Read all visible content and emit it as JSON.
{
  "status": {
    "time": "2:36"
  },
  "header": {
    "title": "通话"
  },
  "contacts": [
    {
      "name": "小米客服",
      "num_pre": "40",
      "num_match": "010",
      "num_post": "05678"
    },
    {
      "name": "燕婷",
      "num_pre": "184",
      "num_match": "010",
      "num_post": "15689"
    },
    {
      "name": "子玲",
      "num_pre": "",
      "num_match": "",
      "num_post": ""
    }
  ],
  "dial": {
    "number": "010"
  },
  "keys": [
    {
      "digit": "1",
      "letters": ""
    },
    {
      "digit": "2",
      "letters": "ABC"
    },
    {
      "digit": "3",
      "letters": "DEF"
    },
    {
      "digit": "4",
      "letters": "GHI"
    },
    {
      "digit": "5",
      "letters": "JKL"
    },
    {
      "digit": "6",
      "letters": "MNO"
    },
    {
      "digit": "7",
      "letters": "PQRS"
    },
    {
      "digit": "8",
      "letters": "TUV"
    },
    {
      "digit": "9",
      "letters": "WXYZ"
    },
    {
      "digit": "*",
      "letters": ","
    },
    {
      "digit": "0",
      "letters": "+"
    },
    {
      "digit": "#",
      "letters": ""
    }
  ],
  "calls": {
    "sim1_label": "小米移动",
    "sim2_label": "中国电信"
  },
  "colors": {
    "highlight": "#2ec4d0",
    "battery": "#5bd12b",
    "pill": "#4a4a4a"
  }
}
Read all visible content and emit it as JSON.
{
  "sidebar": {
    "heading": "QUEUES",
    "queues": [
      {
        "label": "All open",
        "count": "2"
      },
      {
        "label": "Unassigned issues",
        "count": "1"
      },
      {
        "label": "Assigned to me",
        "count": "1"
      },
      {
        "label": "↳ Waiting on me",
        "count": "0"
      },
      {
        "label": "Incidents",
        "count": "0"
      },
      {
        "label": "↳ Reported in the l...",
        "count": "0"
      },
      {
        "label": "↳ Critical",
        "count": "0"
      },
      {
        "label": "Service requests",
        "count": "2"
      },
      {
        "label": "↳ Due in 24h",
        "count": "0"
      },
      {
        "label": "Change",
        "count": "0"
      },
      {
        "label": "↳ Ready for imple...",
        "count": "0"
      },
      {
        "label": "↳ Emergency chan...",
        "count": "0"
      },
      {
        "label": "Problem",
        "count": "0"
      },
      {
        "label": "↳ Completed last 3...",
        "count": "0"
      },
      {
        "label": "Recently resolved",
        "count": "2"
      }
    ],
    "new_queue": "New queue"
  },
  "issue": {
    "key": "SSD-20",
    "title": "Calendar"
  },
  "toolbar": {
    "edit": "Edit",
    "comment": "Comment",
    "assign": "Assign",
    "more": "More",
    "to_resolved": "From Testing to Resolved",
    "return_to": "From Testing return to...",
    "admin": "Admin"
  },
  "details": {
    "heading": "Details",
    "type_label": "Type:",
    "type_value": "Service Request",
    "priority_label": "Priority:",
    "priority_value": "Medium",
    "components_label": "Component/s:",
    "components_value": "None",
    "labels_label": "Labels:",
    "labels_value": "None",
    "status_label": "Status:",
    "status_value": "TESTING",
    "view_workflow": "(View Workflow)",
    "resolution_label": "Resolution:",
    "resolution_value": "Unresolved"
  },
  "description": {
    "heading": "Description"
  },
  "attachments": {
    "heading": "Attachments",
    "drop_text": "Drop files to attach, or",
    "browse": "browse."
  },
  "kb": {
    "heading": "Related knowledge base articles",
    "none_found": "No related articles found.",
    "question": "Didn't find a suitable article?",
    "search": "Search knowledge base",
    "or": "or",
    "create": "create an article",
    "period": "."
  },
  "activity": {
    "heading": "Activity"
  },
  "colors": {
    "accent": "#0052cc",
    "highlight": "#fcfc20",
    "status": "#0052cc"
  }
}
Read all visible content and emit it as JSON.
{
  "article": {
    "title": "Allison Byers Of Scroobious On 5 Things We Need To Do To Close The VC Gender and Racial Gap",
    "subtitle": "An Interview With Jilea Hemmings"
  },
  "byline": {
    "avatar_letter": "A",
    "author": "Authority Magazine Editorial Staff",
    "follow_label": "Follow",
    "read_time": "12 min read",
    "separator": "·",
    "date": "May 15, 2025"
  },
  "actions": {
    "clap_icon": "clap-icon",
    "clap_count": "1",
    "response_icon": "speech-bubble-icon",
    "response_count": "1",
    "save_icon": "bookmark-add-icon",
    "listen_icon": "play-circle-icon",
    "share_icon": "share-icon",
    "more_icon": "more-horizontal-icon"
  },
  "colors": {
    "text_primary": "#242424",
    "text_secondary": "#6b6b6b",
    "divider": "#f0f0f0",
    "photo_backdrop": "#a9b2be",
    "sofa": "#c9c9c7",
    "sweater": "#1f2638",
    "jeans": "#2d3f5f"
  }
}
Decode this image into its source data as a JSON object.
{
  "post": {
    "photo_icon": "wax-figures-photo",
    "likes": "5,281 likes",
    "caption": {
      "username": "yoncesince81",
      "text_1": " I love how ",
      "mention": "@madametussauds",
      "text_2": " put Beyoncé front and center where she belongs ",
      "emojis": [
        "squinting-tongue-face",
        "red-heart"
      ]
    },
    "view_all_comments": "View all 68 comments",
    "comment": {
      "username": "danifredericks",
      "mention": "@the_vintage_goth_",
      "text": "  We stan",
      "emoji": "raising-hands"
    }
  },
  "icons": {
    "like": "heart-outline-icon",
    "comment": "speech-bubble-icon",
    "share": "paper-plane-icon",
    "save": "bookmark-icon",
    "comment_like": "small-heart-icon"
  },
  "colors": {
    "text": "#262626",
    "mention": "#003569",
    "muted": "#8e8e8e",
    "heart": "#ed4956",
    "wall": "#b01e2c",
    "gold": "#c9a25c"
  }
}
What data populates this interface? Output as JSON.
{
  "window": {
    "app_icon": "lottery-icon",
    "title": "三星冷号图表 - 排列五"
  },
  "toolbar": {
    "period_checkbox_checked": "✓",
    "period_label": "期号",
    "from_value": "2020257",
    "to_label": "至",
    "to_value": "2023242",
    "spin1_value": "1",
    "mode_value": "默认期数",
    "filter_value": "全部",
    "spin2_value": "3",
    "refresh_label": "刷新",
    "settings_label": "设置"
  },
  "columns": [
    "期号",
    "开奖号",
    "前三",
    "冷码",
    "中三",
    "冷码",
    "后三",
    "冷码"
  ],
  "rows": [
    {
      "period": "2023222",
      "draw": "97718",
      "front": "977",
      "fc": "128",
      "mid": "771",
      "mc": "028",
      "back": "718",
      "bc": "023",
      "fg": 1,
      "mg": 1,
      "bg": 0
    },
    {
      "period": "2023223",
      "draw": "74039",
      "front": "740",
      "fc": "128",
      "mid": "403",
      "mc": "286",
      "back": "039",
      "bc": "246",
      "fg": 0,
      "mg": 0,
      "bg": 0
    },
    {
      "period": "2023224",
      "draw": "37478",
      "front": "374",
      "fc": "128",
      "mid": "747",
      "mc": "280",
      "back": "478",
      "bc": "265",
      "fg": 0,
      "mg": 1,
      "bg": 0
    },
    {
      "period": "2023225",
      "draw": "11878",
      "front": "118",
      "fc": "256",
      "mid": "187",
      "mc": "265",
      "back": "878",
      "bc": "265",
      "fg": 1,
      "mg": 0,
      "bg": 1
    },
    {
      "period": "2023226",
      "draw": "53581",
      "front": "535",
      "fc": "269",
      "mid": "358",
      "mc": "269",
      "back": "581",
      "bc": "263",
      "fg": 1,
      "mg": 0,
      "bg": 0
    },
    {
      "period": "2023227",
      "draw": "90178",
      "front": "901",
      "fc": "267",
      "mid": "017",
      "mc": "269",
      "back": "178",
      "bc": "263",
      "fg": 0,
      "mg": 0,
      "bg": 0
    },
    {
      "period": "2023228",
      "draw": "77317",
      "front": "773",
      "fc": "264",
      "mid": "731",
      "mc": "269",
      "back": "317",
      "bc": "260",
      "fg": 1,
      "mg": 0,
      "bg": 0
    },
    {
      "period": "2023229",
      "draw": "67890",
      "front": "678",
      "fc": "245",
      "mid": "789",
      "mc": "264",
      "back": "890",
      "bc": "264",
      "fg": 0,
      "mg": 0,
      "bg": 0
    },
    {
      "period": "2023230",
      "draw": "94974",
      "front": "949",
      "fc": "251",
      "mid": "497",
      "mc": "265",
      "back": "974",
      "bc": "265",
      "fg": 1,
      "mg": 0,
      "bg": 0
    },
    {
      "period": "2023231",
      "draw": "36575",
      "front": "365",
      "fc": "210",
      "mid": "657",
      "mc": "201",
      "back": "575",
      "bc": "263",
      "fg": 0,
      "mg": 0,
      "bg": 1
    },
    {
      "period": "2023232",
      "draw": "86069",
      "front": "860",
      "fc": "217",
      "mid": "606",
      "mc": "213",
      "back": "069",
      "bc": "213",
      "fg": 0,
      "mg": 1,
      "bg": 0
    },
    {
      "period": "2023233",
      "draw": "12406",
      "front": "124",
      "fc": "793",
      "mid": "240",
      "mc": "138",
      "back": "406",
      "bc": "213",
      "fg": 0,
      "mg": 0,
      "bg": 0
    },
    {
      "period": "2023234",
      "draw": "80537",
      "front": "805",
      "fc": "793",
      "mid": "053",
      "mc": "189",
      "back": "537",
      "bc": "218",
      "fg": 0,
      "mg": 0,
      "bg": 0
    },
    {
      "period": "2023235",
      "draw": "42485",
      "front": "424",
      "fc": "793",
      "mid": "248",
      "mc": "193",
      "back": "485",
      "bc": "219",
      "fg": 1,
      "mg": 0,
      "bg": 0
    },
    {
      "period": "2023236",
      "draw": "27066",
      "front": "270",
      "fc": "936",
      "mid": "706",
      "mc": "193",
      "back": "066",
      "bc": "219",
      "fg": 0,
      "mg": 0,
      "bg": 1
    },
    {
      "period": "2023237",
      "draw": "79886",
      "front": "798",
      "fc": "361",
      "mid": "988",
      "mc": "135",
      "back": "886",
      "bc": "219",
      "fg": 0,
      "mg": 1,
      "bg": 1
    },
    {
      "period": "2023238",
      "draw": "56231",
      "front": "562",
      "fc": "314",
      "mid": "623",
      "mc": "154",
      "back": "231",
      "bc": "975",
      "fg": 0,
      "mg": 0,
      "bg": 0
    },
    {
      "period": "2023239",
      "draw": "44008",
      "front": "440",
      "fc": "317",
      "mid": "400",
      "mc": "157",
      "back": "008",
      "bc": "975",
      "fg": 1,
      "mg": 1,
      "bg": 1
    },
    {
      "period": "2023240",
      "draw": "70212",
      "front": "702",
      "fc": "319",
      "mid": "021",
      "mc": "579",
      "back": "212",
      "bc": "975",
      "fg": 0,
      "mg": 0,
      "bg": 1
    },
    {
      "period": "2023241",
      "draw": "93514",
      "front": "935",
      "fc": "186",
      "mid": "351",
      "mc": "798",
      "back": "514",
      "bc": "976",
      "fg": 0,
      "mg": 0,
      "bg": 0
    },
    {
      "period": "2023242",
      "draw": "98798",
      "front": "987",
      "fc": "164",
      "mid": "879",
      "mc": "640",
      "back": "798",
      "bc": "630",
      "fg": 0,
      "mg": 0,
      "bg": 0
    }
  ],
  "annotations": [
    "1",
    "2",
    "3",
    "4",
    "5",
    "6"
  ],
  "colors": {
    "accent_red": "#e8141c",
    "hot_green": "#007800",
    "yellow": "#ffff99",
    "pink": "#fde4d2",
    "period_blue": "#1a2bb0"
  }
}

□ □ □ □

Determine the count of lines in the data above with the string "heart" in them, and give that count alone.

-- Written solution --
4